Material —
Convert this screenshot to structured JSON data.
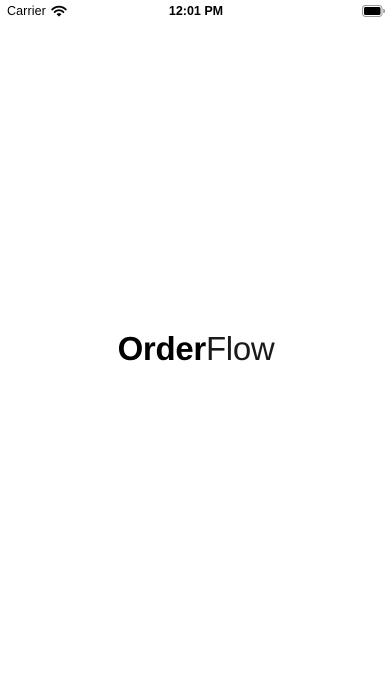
{
  "status_bar": {
    "carrier": "Carrier",
    "time": "12:01 PM",
    "icons": [
      "wifi-icon",
      "battery-icon"
    ]
  },
  "splash": {
    "logo_bold": "Order",
    "logo_light": "Flow"
  },
  "colors": {
    "background": "#ffffff",
    "text": "#000000"
  }
}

Task goal — All of the lines above should be retyped precisely, apart from the pictures.

Response below —
Convert this screenshot to structured JSON data.
{
  "status_bar": {
    "carrier": "Carrier",
    "time": "12:01 PM",
    "icons": [
      "wifi-icon",
      "battery-icon"
    ]
  },
  "splash": {
    "logo_bold": "Order",
    "logo_light": "Flow"
  },
  "colors": {
    "background": "#ffffff",
    "text": "#000000"
  }
}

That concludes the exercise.